[Extracted records]
━━━━━━━━━━━━━━━━━━━━━━━━━━━━━━

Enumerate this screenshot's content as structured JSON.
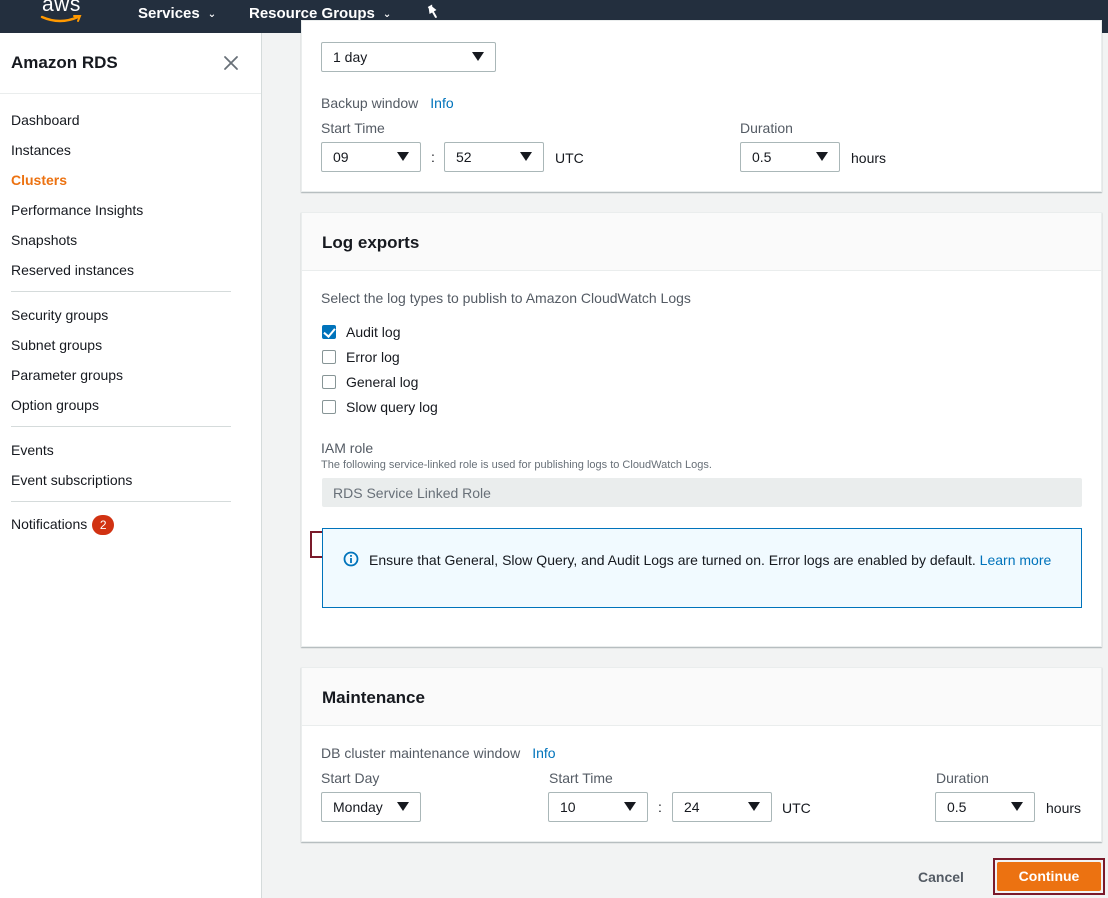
{
  "topnav": {
    "logo_text": "aws",
    "services_label": "Services",
    "resource_groups_label": "Resource Groups"
  },
  "sidebar": {
    "title": "Amazon RDS",
    "items": [
      {
        "label": "Dashboard"
      },
      {
        "label": "Instances"
      },
      {
        "label": "Clusters",
        "active": true
      },
      {
        "label": "Performance Insights"
      },
      {
        "label": "Snapshots"
      },
      {
        "label": "Reserved instances"
      },
      {
        "label": "Security groups"
      },
      {
        "label": "Subnet groups"
      },
      {
        "label": "Parameter groups"
      },
      {
        "label": "Option groups"
      },
      {
        "label": "Events"
      },
      {
        "label": "Event subscriptions"
      },
      {
        "label": "Notifications",
        "badge": "2"
      }
    ]
  },
  "backup": {
    "retention_value": "1 day",
    "window_label": "Backup window",
    "info": "Info",
    "start_time_label": "Start Time",
    "hour": "09",
    "minute": "52",
    "tz": "UTC",
    "duration_label": "Duration",
    "duration": "0.5",
    "hours_unit": "hours"
  },
  "log_exports": {
    "title": "Log exports",
    "description": "Select the log types to publish to Amazon CloudWatch Logs",
    "options": [
      {
        "label": "Audit log",
        "checked": true
      },
      {
        "label": "Error log",
        "checked": false
      },
      {
        "label": "General log",
        "checked": false
      },
      {
        "label": "Slow query log",
        "checked": false
      }
    ],
    "iam_role_label": "IAM role",
    "iam_role_desc": "The following service-linked role is used for publishing logs to CloudWatch Logs.",
    "iam_role_value": "RDS Service Linked Role",
    "alert_text": "Ensure that General, Slow Query, and Audit Logs are turned on. Error logs are enabled by default.",
    "alert_link": "Learn more"
  },
  "maintenance": {
    "title": "Maintenance",
    "window_label": "DB cluster maintenance window",
    "info": "Info",
    "start_day_label": "Start Day",
    "start_day": "Monday",
    "start_time_label": "Start Time",
    "hour": "10",
    "minute": "24",
    "tz": "UTC",
    "duration_label": "Duration",
    "duration": "0.5",
    "hours_unit": "hours"
  },
  "footer": {
    "cancel": "Cancel",
    "continue": "Continue"
  },
  "colors": {
    "nav_bg": "#232f3e",
    "accent": "#ec7211",
    "link": "#0073bb",
    "badge": "#d13212",
    "highlight": "#7a1a2a"
  }
}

━━━━━━━━━━━━━━━━━━━━━━━━━━━━━━

▸ WRITTEN PROBLEM
Your answer should be a single number: the count of lines containing the word "window".

▸ WORKED ANSWER
2